▶ _Problem details_
Skip the images and copy each record exactly as written.

Collected data entries:
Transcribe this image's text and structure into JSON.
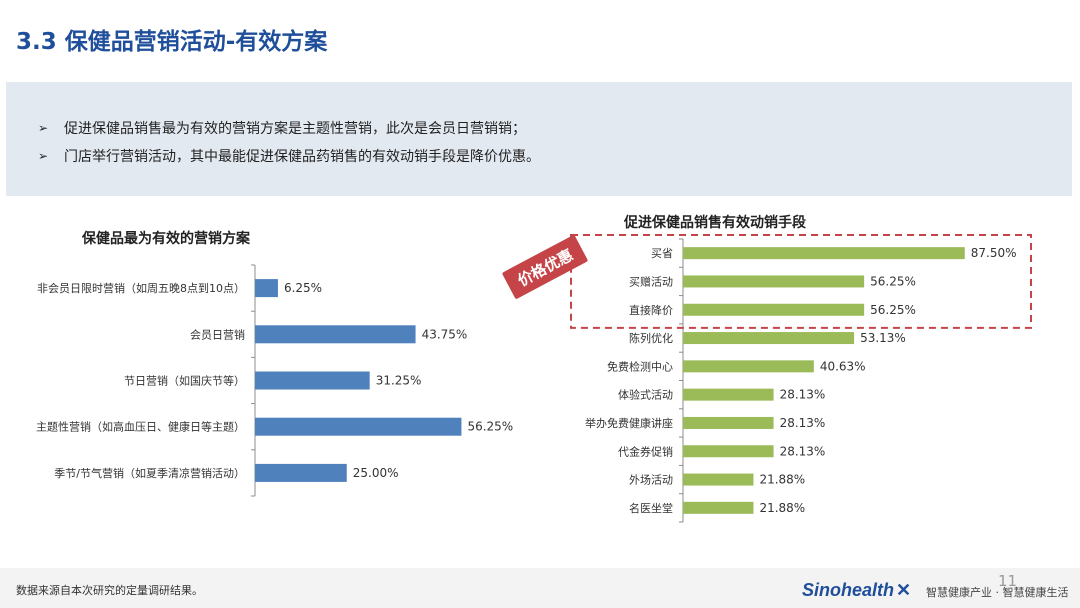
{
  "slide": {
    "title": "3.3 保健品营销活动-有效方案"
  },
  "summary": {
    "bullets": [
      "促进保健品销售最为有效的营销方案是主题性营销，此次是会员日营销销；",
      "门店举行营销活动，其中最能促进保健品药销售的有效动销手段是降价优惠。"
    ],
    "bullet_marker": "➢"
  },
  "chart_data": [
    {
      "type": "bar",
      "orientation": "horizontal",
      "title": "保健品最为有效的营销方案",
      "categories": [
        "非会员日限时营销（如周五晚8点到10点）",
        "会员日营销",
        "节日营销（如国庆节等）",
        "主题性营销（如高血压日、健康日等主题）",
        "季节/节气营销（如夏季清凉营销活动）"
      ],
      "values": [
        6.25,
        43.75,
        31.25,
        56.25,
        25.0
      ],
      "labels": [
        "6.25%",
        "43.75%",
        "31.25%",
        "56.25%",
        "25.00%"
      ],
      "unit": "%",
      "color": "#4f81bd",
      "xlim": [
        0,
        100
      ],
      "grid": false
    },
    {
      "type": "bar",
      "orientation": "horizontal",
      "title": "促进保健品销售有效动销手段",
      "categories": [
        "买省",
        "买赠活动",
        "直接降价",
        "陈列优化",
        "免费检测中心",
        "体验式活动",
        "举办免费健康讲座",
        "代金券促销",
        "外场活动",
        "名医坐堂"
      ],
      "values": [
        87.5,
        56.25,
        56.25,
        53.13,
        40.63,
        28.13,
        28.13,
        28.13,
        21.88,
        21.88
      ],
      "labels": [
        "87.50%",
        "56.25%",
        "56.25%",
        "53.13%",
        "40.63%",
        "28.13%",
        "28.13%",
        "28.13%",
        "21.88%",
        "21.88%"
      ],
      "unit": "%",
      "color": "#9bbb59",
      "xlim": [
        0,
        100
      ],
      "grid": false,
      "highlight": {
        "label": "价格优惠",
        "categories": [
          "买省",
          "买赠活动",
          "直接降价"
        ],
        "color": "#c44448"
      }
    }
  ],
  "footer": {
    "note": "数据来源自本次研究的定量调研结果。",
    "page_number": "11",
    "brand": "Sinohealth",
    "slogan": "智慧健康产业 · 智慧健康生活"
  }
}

▶ _Finished task_
Transcribe this image's text and structure into JSON.
{
  "slide": {
    "title": "3.3 保健品营销活动-有效方案"
  },
  "summary": {
    "bullets": [
      "促进保健品销售最为有效的营销方案是主题性营销，此次是会员日营销销；",
      "门店举行营销活动，其中最能促进保健品药销售的有效动销手段是降价优惠。"
    ],
    "bullet_marker": "➢"
  },
  "chart_data": [
    {
      "type": "bar",
      "orientation": "horizontal",
      "title": "保健品最为有效的营销方案",
      "categories": [
        "非会员日限时营销（如周五晚8点到10点）",
        "会员日营销",
        "节日营销（如国庆节等）",
        "主题性营销（如高血压日、健康日等主题）",
        "季节/节气营销（如夏季清凉营销活动）"
      ],
      "values": [
        6.25,
        43.75,
        31.25,
        56.25,
        25.0
      ],
      "labels": [
        "6.25%",
        "43.75%",
        "31.25%",
        "56.25%",
        "25.00%"
      ],
      "unit": "%",
      "color": "#4f81bd",
      "xlim": [
        0,
        100
      ],
      "grid": false
    },
    {
      "type": "bar",
      "orientation": "horizontal",
      "title": "促进保健品销售有效动销手段",
      "categories": [
        "买省",
        "买赠活动",
        "直接降价",
        "陈列优化",
        "免费检测中心",
        "体验式活动",
        "举办免费健康讲座",
        "代金券促销",
        "外场活动",
        "名医坐堂"
      ],
      "values": [
        87.5,
        56.25,
        56.25,
        53.13,
        40.63,
        28.13,
        28.13,
        28.13,
        21.88,
        21.88
      ],
      "labels": [
        "87.50%",
        "56.25%",
        "56.25%",
        "53.13%",
        "40.63%",
        "28.13%",
        "28.13%",
        "28.13%",
        "21.88%",
        "21.88%"
      ],
      "unit": "%",
      "color": "#9bbb59",
      "xlim": [
        0,
        100
      ],
      "grid": false,
      "highlight": {
        "label": "价格优惠",
        "categories": [
          "买省",
          "买赠活动",
          "直接降价"
        ],
        "color": "#c44448"
      }
    }
  ],
  "footer": {
    "note": "数据来源自本次研究的定量调研结果。",
    "page_number": "11",
    "brand": "Sinohealth",
    "slogan": "智慧健康产业 · 智慧健康生活"
  }
}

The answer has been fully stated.